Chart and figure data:
__________________________________________________

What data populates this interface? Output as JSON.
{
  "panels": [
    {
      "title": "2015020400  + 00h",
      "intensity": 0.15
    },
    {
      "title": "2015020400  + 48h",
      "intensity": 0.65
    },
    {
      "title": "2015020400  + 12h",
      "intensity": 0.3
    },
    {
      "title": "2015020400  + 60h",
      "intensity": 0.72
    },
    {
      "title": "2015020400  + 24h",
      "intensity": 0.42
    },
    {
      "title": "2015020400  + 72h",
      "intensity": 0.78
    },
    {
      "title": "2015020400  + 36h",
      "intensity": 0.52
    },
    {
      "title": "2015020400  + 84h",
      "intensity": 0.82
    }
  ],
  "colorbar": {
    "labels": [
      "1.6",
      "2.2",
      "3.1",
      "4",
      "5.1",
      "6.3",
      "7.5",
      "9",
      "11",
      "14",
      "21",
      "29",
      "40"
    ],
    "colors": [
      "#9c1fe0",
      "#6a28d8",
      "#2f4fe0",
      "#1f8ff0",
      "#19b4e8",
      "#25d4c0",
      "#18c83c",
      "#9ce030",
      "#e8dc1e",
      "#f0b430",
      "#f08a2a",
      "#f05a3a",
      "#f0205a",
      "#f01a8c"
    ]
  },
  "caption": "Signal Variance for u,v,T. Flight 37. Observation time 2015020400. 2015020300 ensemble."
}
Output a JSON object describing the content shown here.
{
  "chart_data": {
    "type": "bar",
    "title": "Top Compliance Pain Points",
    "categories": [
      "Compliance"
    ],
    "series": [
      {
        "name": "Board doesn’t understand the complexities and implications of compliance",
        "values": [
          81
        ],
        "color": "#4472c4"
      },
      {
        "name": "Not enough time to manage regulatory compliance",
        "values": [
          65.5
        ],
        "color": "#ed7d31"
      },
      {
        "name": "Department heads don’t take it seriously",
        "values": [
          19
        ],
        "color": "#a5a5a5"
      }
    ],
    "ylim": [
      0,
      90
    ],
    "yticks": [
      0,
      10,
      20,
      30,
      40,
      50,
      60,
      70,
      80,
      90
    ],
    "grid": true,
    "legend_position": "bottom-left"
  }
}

__________________________________________________

• [Problem to solve]: Write the material out again in its entirety, exactly as shown.

• [Expected answer]:
What data populates this interface? Output as JSON.
{
  "panels": [
    {
      "title": "2015020400  + 00h",
      "intensity": 0.15
    },
    {
      "title": "2015020400  + 48h",
      "intensity": 0.65
    },
    {
      "title": "2015020400  + 12h",
      "intensity": 0.3
    },
    {
      "title": "2015020400  + 60h",
      "intensity": 0.72
    },
    {
      "title": "2015020400  + 24h",
      "intensity": 0.42
    },
    {
      "title": "2015020400  + 72h",
      "intensity": 0.78
    },
    {
      "title": "2015020400  + 36h",
      "intensity": 0.52
    },
    {
      "title": "2015020400  + 84h",
      "intensity": 0.82
    }
  ],
  "colorbar": {
    "labels": [
      "1.6",
      "2.2",
      "3.1",
      "4",
      "5.1",
      "6.3",
      "7.5",
      "9",
      "11",
      "14",
      "21",
      "29",
      "40"
    ],
    "colors": [
      "#9c1fe0",
      "#6a28d8",
      "#2f4fe0",
      "#1f8ff0",
      "#19b4e8",
      "#25d4c0",
      "#18c83c",
      "#9ce030",
      "#e8dc1e",
      "#f0b430",
      "#f08a2a",
      "#f05a3a",
      "#f0205a",
      "#f01a8c"
    ]
  },
  "caption": "Signal Variance for u,v,T. Flight 37. Observation time 2015020400. 2015020300 ensemble."
}
Output a JSON object describing the content shown here.
{
  "chart_data": {
    "type": "bar",
    "title": "Top Compliance Pain Points",
    "categories": [
      "Compliance"
    ],
    "series": [
      {
        "name": "Board doesn’t understand the complexities and implications of compliance",
        "values": [
          81
        ],
        "color": "#4472c4"
      },
      {
        "name": "Not enough time to manage regulatory compliance",
        "values": [
          65.5
        ],
        "color": "#ed7d31"
      },
      {
        "name": "Department heads don’t take it seriously",
        "values": [
          19
        ],
        "color": "#a5a5a5"
      }
    ],
    "ylim": [
      0,
      90
    ],
    "yticks": [
      0,
      10,
      20,
      30,
      40,
      50,
      60,
      70,
      80,
      90
    ],
    "grid": true,
    "legend_position": "bottom-left"
  }
}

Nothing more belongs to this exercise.